(Data entries for graphics)
# # # # # # #
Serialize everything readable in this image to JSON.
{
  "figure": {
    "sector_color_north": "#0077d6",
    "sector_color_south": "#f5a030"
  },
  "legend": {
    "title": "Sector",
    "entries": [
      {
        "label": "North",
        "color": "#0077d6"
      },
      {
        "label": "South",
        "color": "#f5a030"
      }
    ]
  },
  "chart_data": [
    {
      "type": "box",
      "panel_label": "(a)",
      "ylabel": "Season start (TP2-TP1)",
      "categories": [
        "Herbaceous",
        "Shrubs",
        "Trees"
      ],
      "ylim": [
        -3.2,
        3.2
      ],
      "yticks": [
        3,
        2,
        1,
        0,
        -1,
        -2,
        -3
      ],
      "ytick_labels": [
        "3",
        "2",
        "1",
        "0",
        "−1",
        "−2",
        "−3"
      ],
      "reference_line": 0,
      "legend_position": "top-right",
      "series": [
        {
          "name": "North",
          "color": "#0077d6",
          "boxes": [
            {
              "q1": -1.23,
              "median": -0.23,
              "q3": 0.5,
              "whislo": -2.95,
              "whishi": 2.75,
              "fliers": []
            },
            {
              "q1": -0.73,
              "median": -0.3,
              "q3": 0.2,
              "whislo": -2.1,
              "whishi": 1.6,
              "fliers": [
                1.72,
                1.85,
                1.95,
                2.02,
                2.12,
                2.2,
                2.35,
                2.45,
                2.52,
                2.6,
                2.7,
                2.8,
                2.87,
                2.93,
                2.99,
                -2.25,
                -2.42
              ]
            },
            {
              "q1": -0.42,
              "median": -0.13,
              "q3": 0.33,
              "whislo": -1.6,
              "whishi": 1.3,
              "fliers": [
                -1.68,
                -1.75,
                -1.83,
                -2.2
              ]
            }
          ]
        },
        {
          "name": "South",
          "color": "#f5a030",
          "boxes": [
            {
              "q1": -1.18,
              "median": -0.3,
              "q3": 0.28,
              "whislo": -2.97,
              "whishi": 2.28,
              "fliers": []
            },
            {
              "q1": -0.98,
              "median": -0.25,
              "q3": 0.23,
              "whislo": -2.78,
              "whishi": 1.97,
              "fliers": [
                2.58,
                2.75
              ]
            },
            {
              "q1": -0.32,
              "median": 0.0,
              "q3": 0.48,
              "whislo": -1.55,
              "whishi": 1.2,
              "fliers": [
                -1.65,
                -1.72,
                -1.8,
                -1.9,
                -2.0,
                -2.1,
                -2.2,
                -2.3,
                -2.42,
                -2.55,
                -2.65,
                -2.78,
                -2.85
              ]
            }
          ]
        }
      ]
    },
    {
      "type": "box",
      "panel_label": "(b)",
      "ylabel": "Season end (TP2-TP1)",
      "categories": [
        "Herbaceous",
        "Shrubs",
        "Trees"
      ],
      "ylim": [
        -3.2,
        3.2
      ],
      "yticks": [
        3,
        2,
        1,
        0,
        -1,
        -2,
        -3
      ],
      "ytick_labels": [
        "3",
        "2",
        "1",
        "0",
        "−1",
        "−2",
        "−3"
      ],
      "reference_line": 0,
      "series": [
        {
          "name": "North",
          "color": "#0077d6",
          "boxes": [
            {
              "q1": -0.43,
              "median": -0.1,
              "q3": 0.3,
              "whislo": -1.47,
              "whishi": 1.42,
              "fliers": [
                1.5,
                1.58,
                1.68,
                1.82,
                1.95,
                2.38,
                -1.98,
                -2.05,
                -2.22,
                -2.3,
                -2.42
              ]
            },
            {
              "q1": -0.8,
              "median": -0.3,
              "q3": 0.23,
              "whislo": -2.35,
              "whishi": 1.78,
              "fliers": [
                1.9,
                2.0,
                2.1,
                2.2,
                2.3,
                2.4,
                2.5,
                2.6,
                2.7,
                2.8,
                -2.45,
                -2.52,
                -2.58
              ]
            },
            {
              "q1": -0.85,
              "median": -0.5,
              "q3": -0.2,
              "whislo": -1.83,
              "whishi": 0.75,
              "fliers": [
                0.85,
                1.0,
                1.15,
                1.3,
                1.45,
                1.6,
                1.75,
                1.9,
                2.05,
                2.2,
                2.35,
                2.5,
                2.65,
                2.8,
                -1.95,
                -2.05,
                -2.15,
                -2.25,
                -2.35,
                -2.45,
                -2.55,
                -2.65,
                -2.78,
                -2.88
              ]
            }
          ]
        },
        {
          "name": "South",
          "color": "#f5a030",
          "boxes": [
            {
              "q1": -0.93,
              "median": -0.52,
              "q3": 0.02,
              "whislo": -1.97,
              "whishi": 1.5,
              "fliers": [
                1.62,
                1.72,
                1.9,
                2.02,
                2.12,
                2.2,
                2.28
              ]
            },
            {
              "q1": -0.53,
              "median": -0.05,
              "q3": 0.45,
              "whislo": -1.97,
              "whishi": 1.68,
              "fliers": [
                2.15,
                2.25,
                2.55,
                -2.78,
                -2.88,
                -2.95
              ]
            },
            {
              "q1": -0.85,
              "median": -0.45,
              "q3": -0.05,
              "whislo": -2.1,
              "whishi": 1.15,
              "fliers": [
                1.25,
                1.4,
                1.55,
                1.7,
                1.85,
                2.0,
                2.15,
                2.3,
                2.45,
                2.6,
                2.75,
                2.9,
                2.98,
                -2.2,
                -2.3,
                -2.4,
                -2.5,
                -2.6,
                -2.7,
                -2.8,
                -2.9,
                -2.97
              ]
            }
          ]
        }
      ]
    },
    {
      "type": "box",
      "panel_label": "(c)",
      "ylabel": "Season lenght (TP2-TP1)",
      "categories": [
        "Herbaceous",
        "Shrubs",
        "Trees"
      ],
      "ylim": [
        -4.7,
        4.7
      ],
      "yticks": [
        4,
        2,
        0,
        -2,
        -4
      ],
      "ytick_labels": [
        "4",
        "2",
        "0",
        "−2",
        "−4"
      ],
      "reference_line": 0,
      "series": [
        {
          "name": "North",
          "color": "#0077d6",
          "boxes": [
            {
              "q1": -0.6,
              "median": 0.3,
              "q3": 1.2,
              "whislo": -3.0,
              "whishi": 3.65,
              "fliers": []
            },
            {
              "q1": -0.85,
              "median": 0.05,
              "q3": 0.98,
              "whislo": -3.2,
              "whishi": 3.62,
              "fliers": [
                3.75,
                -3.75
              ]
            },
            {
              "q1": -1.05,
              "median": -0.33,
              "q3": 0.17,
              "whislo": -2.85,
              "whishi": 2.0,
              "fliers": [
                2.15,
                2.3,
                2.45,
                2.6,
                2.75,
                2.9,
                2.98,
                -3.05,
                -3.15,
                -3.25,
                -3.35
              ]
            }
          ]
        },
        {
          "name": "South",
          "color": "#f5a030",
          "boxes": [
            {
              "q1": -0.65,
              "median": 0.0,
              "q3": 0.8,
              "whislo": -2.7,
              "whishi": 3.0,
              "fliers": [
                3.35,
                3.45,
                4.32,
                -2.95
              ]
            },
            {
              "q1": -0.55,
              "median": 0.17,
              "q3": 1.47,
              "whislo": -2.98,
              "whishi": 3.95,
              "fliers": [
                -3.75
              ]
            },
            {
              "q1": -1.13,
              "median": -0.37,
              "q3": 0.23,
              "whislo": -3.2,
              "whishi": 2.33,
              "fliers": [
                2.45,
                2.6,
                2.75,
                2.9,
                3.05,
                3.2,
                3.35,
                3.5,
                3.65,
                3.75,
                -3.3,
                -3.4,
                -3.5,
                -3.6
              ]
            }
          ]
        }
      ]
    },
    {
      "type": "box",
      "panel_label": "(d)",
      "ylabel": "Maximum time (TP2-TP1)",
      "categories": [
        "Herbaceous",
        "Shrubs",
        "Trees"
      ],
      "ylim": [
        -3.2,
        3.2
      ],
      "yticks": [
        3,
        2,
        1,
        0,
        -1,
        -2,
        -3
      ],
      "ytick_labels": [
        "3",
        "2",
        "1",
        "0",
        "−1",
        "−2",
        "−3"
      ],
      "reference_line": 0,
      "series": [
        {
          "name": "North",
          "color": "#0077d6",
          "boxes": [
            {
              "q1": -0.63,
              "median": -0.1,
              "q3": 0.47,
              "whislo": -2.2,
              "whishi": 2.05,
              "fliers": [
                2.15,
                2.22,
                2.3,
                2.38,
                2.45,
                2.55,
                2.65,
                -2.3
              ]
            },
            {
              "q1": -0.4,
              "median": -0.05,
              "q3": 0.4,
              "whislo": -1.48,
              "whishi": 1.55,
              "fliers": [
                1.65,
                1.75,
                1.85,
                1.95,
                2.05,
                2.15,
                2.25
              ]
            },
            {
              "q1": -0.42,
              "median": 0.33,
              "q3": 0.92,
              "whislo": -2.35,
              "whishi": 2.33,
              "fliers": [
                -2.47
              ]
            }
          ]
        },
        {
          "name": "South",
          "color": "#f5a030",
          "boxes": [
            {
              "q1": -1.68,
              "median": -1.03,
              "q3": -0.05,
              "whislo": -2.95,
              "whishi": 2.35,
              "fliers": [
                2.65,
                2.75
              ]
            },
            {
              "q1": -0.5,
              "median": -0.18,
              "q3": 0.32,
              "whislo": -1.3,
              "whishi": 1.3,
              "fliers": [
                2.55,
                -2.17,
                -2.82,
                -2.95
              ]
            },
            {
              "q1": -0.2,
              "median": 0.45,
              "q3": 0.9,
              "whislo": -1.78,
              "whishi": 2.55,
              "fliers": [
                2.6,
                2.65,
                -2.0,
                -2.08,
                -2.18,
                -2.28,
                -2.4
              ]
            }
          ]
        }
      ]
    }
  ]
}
# # # # # # #
Keep only the lines that hold the string "ylabel", and copy them out.

      "ylabel": "Season start (TP2-TP1)",
      "ylabel": "Season end (TP2-TP1)",
      "ylabel": "Season lenght (TP2-TP1)",
      "ylabel": "Maximum time (TP2-TP1)",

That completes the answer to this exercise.